THE TASK: Reproduce the listing exactly and skip over any pictures.

>> begin

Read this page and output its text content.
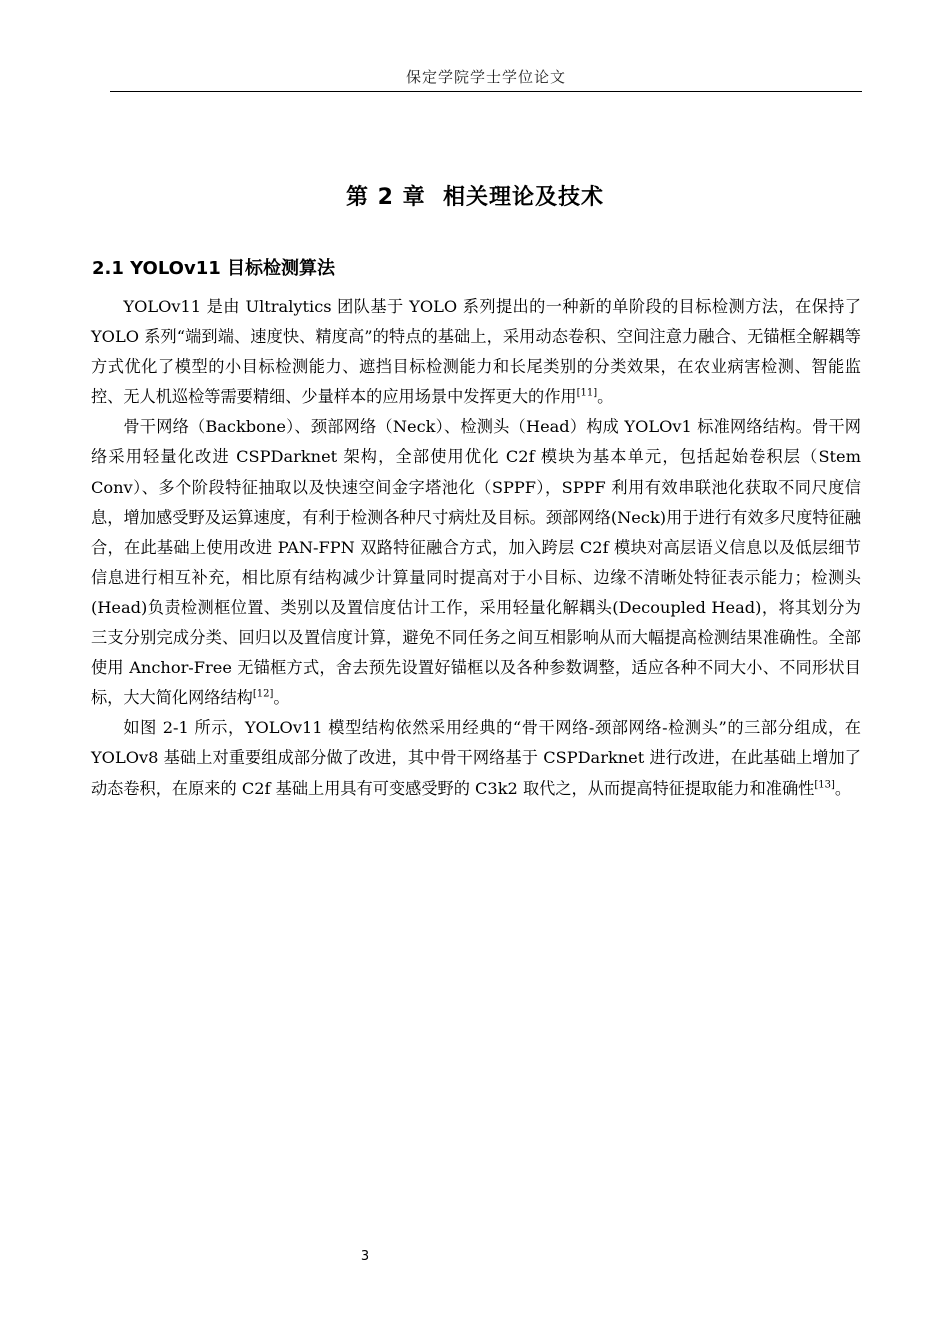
保定学院学士学位论文
第 2 章  相关理论及技术
2.1 YOLOv11 目标检测算法

YOLOv11 是由 Ultralytics 团队基于 YOLO 系列提出的一种新的单阶段的目标检测方法，在保持了 YOLO 系列“端到端、速度快、精度高”的特点的基础上，采用动态卷积、空间注意力融合、无锚框全解耦等方式优化了模型的小目标检测能力、遮挡目标检测能力和长尾类别的分类效果，在农业病害检测、智能监控、无人机巡检等需要精细、少量样本的应用场景中发挥更大的作用[11]。

骨干网络（Backbone）、颈部网络（Neck）、检测头（Head）构成 YOLOv1 标准网络结构。骨干网络采用轻量化改进 CSPDarknet 架构，全部使用优化 C2f 模块为基本单元，包括起始卷积层（Stem Conv）、多个阶段特征抽取以及快速空间金字塔池化（SPPF），SPPF 利用有效串联池化获取不同尺度信息，增加感受野及运算速度，有利于检测各种尺寸病灶及目标。颈部网络(Neck)用于进行有效多尺度特征融合，在此基础上使用改进 PAN-FPN 双路特征融合方式，加入跨层 C2f 模块对高层语义信息以及低层细节信息进行相互补充，相比原有结构减少计算量同时提高对于小目标、边缘不清晰处特征表示能力；检测头(Head)负责检测框位置、类别以及置信度估计工作，采用轻量化解耦头(Decoupled Head)，将其划分为三支分别完成分类、回归以及置信度计算，避免不同任务之间互相影响从而大幅提高检测结果准确性。全部使用 Anchor-Free 无锚框方式，舍去预先设置好锚框以及各种参数调整，适应各种不同大小、不同形状目标，大大简化网络结构[12]。

如图 2-1 所示，YOLOv11 模型结构依然采用经典的“骨干网络-颈部网络-检测头”的三部分组成，在 YOLOv8 基础上对重要组成部分做了改进，其中骨干网络基于 CSPDarknet 进行改进，在此基础上增加了动态卷积，在原来的 C2f 基础上用具有可变感受野的 C3k2 取代之，从而提高特征提取能力和准确性[13]。

3
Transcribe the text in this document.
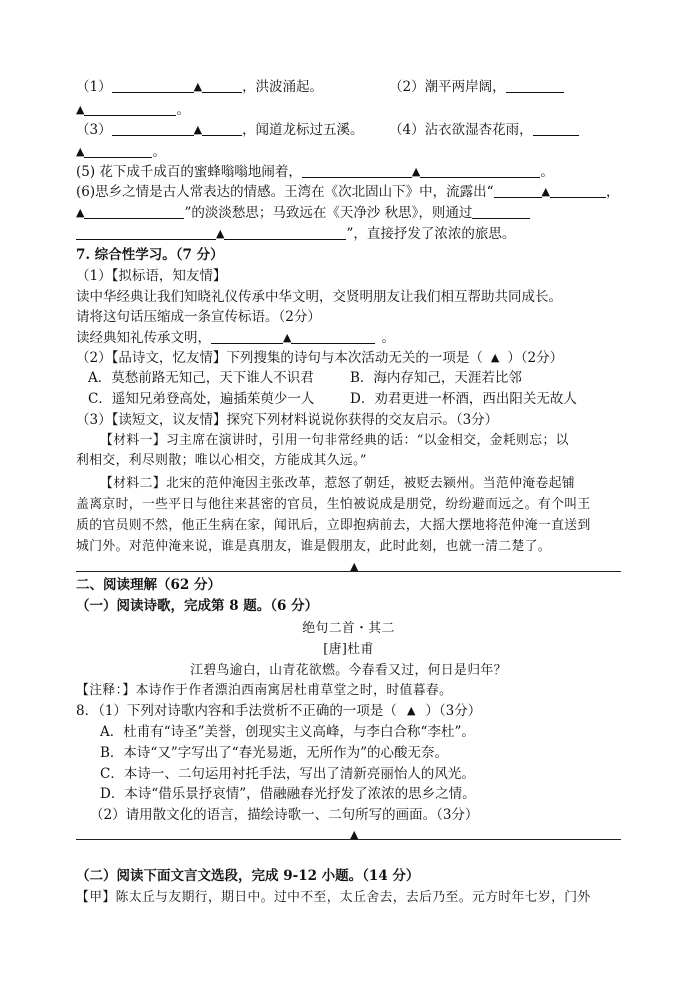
（1）	▲	，洪波涌起。	（2）潮平两岸阔，
▲	。
（3）	▲	，闻道龙标过五溪。 （4）沾衣欲湿杏花雨，
▲	。
(5) 花下成千成百的蜜蜂嗡嗡地闹着，	▲	。
(6)思乡之情是古人常表达的情感。王湾在《次北固山下》中，流露出“	▲	，
▲	”的淡淡愁思；马致远在《天净沙 秋思》，则通过
▲	”，直接抒发了浓浓的旅思。
7. 综合性学习。（7 分）
（1）【拟标语，知友情】
读中华经典让我们知晓礼仪传承中华文明，交贤明朋友让我们相互帮助共同成长。
请将这句话压缩成一条宣传标语。（2分）
读经典知礼传承文明，	▲	。
（2）【品诗文，忆友情】下列搜集的诗句与本次活动无关的一项是（ ▲ ）（2分）
A．莫愁前路无知己，天下谁人不识君	B．海内存知己，天涯若比邻
C．遥知兄弟登高处，遍插茱萸少一人	D．劝君更进一杯酒，西出阳关无故人
（3）【读短文，议友情】探究下列材料说说你获得的交友启示。（3分）
【材料一】习主席在演讲时，引用一句非常经典的话：“以金相交，金耗则忘；以
利相交，利尽则散；唯以心相交，方能成其久远。”
【材料二】北宋的范仲淹因主张改革，惹怒了朝廷，被贬去颍州。当范仲淹卷起铺
盖离京时，一些平日与他往来甚密的官员，生怕被说成是朋党，纷纷避而远之。有个叫王
质的官员则不然，他正生病在家，闻讯后，立即抱病前去，大摇大摆地将范仲淹一直送到
城门外。对范仲淹来说，谁是真朋友，谁是假朋友，此时此刻，也就一清二楚了。
▲
二、阅读理解（62 分）
（一）阅读诗歌，完成第 8 题。（6 分）
绝句二首・其二
[唐]杜甫
江碧鸟逾白，山青花欲燃。今春看又过，何日是归年？
【注释：】本诗作于作者漂泊西南寓居杜甫草堂之时，时值暮春。
8．（1）下列对诗歌内容和手法赏析不正确的一项是（ ▲ ）（3分）
A．杜甫有“诗圣”美誉，创现实主义高峰，与李白合称“李杜”。
B．本诗“又”字写出了“春光易逝，无所作为”的心酸无奈。
C．本诗一、二句运用衬托手法，写出了清新亮丽怡人的风光。
D．本诗“借乐景抒哀情”，借融融春光抒发了浓浓的思乡之情。
（2）请用散文化的语言，描绘诗歌一、二句所写的画面。（3分）
▲
（二）阅读下面文言文选段，完成 9-12 小题。（14 分）
【甲】陈太丘与友期行，期日中。过中不至，太丘舍去，去后乃至。元方时年七岁，门外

>> end

FINISHED EXERCISE:
Read this page and output its text content.
保定学院学士学位论文
第 2 章  相关理论及技术
2.1 YOLOv11 目标检测算法

YOLOv11 是由 Ultralytics 团队基于 YOLO 系列提出的一种新的单阶段的目标检测方法，在保持了 YOLO 系列“端到端、速度快、精度高”的特点的基础上，采用动态卷积、空间注意力融合、无锚框全解耦等方式优化了模型的小目标检测能力、遮挡目标检测能力和长尾类别的分类效果，在农业病害检测、智能监控、无人机巡检等需要精细、少量样本的应用场景中发挥更大的作用[11]。

骨干网络（Backbone）、颈部网络（Neck）、检测头（Head）构成 YOLOv1 标准网络结构。骨干网络采用轻量化改进 CSPDarknet 架构，全部使用优化 C2f 模块为基本单元，包括起始卷积层（Stem Conv）、多个阶段特征抽取以及快速空间金字塔池化（SPPF），SPPF 利用有效串联池化获取不同尺度信息，增加感受野及运算速度，有利于检测各种尺寸病灶及目标。颈部网络(Neck)用于进行有效多尺度特征融合，在此基础上使用改进 PAN-FPN 双路特征融合方式，加入跨层 C2f 模块对高层语义信息以及低层细节信息进行相互补充，相比原有结构减少计算量同时提高对于小目标、边缘不清晰处特征表示能力；检测头(Head)负责检测框位置、类别以及置信度估计工作，采用轻量化解耦头(Decoupled Head)，将其划分为三支分别完成分类、回归以及置信度计算，避免不同任务之间互相影响从而大幅提高检测结果准确性。全部使用 Anchor-Free 无锚框方式，舍去预先设置好锚框以及各种参数调整，适应各种不同大小、不同形状目标，大大简化网络结构[12]。

如图 2-1 所示，YOLOv11 模型结构依然采用经典的“骨干网络-颈部网络-检测头”的三部分组成，在 YOLOv8 基础上对重要组成部分做了改进，其中骨干网络基于 CSPDarknet 进行改进，在此基础上增加了动态卷积，在原来的 C2f 基础上用具有可变感受野的 C3k2 取代之，从而提高特征提取能力和准确性[13]。

3
Transcribe the text in this document.
（1）	▲	，洪波涌起。	（2）潮平两岸阔，
▲	。
（3）	▲	，闻道龙标过五溪。 （4）沾衣欲湿杏花雨，
▲	。
(5) 花下成千成百的蜜蜂嗡嗡地闹着，	▲	。
(6)思乡之情是古人常表达的情感。王湾在《次北固山下》中，流露出“	▲	，
▲	”的淡淡愁思；马致远在《天净沙 秋思》，则通过
▲	”，直接抒发了浓浓的旅思。
7. 综合性学习。（7 分）
（1）【拟标语，知友情】
读中华经典让我们知晓礼仪传承中华文明，交贤明朋友让我们相互帮助共同成长。
请将这句话压缩成一条宣传标语。（2分）
读经典知礼传承文明，	▲	。
（2）【品诗文，忆友情】下列搜集的诗句与本次活动无关的一项是（ ▲ ）（2分）
A．莫愁前路无知己，天下谁人不识君	B．海内存知己，天涯若比邻
C．遥知兄弟登高处，遍插茱萸少一人	D．劝君更进一杯酒，西出阳关无故人
（3）【读短文，议友情】探究下列材料说说你获得的交友启示。（3分）
【材料一】习主席在演讲时，引用一句非常经典的话：“以金相交，金耗则忘；以
利相交，利尽则散；唯以心相交，方能成其久远。”
【材料二】北宋的范仲淹因主张改革，惹怒了朝廷，被贬去颍州。当范仲淹卷起铺
盖离京时，一些平日与他往来甚密的官员，生怕被说成是朋党，纷纷避而远之。有个叫王
质的官员则不然，他正生病在家，闻讯后，立即抱病前去，大摇大摆地将范仲淹一直送到
城门外。对范仲淹来说，谁是真朋友，谁是假朋友，此时此刻，也就一清二楚了。
▲
二、阅读理解（62 分）
（一）阅读诗歌，完成第 8 题。（6 分）
绝句二首・其二
[唐]杜甫
江碧鸟逾白，山青花欲燃。今春看又过，何日是归年？
【注释：】本诗作于作者漂泊西南寓居杜甫草堂之时，时值暮春。
8．（1）下列对诗歌内容和手法赏析不正确的一项是（ ▲ ）（3分）
A．杜甫有“诗圣”美誉，创现实主义高峰，与李白合称“李杜”。
B．本诗“又”字写出了“春光易逝，无所作为”的心酸无奈。
C．本诗一、二句运用衬托手法，写出了清新亮丽怡人的风光。
D．本诗“借乐景抒哀情”，借融融春光抒发了浓浓的思乡之情。
（2）请用散文化的语言，描绘诗歌一、二句所写的画面。（3分）
▲
（二）阅读下面文言文选段，完成 9-12 小题。（14 分）
【甲】陈太丘与友期行，期日中。过中不至，太丘舍去，去后乃至。元方时年七岁，门外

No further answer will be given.